Jens Rosteck

Jens Rosteck (2024)

Jens Rosteck (* 18. Dezember 1962 in Hameln) ist ein deutscher Schriftsteller, Musikwissenschaftler, Herausgeber und Pianist. Er lebt und arbeitet in Südwestdeutschland und Frankreich.[1]

Leben und Werk

Jens Rosteck wuchs in Niedersachsen und auf Ibiza auf.[2] Nach dem Abitur am Albert-Einstein-Gymnasium Hameln (1982) studierte er bis 1989 an der Freien Universität Berlin, an der Technischen Universität Berlin sowie in Paris Musikwissenschaft, Germanistik und Komparatistik. Früh spezialisierte er sich als Forscher auf die jüngere französische Musik- und Literaturgeschichte sowie die interdisziplinäre Moderne. Zwischen 1987 und 1990 trat er in Berlin auch als Kabarettist in Erscheinung. 1990 übersiedelte er nach Paris. Seine Promotion erfolgte 1993 an der Freien Universität Berlin mit einer Studie zu Darius Milhauds Opern Christophe Colomb und L’Orestie d’Eschyle.

■ ■ ■ ■ ■

• Aufgaben:
1. In welchem Jahr zog Jens Rosteck laut dem Text über ihn nach Paris?
2. Kopiere aus dem Text über Jens Rosteck wortgetreu den Abschnitt, der mit „Jens Rosteck (2024)“ beginnt und bis einschließlich „und L’Orestie d’Eschyle.“ reicht.
3. Knüpfe an den letzten Satz des Textes über Jens Rosteck an und schreibe ihn weiter.

• Auflistungen umrahmter Layoutelemente:
■ ■ ■ ■ ■

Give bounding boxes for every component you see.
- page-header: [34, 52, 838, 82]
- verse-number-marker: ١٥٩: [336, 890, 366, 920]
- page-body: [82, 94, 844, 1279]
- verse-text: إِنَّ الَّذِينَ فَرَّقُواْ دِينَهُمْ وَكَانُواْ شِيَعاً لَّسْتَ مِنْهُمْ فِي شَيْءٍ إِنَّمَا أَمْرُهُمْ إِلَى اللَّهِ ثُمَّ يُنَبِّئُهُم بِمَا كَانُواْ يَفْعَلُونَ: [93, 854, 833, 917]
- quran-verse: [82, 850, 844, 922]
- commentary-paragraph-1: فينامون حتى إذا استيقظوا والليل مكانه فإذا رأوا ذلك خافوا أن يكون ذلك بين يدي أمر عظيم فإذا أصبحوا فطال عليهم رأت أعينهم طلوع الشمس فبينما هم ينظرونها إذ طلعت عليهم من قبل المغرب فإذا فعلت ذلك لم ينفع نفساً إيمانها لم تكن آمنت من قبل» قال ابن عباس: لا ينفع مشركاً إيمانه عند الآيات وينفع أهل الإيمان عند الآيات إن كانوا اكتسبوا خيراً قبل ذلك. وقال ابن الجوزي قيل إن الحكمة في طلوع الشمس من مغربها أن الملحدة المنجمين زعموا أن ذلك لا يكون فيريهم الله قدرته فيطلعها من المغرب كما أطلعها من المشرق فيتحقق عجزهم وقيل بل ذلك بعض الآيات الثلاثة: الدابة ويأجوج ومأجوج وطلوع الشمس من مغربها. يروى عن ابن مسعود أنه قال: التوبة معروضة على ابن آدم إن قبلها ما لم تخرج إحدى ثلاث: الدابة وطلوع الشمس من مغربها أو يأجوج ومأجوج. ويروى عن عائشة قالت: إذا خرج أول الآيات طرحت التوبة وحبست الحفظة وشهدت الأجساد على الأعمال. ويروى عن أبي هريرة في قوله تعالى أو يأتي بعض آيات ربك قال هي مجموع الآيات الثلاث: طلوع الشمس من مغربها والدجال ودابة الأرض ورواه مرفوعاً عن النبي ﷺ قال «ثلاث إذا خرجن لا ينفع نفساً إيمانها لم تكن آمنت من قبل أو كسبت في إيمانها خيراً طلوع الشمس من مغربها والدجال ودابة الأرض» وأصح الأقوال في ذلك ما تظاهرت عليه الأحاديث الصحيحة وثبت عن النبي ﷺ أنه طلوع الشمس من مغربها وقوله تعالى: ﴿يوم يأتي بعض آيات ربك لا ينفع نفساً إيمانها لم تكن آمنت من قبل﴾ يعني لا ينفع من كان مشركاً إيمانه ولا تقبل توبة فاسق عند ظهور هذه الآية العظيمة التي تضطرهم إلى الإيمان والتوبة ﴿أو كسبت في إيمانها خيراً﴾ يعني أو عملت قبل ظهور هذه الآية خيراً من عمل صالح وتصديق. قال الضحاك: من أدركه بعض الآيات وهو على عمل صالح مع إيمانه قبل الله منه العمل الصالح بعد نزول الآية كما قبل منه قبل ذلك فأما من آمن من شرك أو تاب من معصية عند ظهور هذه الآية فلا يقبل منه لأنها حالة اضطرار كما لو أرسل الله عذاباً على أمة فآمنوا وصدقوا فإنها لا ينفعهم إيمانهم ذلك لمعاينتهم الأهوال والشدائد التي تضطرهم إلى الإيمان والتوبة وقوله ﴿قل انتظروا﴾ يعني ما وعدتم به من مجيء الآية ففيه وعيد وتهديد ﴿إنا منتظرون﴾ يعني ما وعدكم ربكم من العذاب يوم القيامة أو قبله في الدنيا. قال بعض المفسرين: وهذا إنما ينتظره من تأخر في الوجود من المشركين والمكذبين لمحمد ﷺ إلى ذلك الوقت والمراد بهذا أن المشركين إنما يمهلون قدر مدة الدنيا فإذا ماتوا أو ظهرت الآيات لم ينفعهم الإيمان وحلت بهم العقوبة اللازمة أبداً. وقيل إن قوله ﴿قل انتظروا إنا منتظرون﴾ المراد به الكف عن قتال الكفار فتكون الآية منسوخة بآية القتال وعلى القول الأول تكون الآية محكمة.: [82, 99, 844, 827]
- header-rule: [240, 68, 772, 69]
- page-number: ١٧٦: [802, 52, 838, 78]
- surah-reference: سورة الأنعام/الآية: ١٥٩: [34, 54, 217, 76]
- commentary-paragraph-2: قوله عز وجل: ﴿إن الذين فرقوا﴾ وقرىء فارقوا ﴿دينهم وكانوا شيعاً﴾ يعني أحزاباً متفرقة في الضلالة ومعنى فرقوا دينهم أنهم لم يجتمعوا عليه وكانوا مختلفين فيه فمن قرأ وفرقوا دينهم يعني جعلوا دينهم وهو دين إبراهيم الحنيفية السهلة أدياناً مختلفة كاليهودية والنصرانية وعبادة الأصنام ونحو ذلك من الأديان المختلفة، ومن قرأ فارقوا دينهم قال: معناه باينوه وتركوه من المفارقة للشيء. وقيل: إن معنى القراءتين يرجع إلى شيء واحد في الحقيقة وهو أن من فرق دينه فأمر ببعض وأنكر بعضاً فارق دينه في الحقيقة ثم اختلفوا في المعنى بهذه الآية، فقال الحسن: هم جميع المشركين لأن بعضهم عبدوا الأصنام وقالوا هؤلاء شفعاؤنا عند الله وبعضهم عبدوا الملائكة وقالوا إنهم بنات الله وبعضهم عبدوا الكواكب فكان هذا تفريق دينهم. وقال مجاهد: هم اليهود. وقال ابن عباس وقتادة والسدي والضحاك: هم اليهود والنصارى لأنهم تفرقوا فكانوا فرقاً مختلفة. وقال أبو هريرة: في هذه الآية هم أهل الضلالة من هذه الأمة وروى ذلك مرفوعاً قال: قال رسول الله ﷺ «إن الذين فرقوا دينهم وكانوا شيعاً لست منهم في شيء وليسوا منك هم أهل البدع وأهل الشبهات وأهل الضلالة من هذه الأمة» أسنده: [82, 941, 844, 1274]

■ ■ ■ ■ ■

• Lösungen:
1. 1990

2.
Jens Rosteck (2024)

Jens Rosteck (* 18. Dezember 1962 in Hameln) ist ein deutscher Schriftsteller, Musikwissenschaftler, Herausgeber und Pianist. Er lebt und arbeitet in Südwestdeutschland und Frankreich.[1]

Leben und Werk

Jens Rosteck wuchs in Niedersachsen und auf Ibiza auf.[2] Nach dem Abitur am Albert-Einstein-Gymnasium Hameln (1982) studierte er bis 1989 an der Freien Universität Berlin, an der Technischen Universität Berlin sowie in Paris Musikwissenschaft, Germanistik und Komparatistik. Früh spezialisierte er sich als Forscher auf die jüngere französische Musik- und Literaturgeschichte sowie die interdisziplinäre Moderne. Zwischen 1987 und 1990 trat er in Berlin auch als Kabarettist in Erscheinung. 1990 übersiedelte er nach Paris. Seine Promotion erfolgte 1993 an der Freien Universität Berlin mit einer Studie zu Darius Milhauds Opern Christophe Colomb und L’Orestie d’Eschyle.

3.
Als Postdoktorandenstipendiat des Deutschen Akademischen Austauschdienstes und der Maison des Sciences de l’Homme setzte er seine fächerübergreifenden Studien, unter anderem zum experimentellen Musiktheater der Groupe des Six, fort und intensivierte seine Milhaud-Recherchen. Außerdem unterrichtete er an der Universität Osnabrück, der RWTH Aachen und an der Pariser Sorbonne. In der zweiten Hälfte der 1990er Jahre zählte er zu den Mitbegründern des deutsch-französischen interdisziplinären Konservatoriums Entr’Arts in Paris und nahm seine Tätigkeit als Kabarettist dort wieder auf.

Seit 1998 wirkt Rosteck als freier Kulturgeschichtler und Musikforscher, mit zahlreichen Veröffentlichungen und Vorträgen zweisprachig in Deutschland und Frankreich. Von 2002 bis 2015 verlagerte er seinen Arbeits- und Forschungsschwerpunkt nach Nizza.[3] Zwischen 2004 und 2007 verfasste er dort unter anderem Beiträge für Orchesterzeitschriften und Programmhefte, zum Beispiel für das Orchestre Philharmonique de Nice. 2007 folgte er einer Einladung als Gaststipendiat für Literatur in die Künstlerresidenz Villa Aurora Berlin mit Sitz in Pacific Palisades/Kalifornien. 2009 war er Stipendiat der Paul-Sacher-Stiftung in Basel.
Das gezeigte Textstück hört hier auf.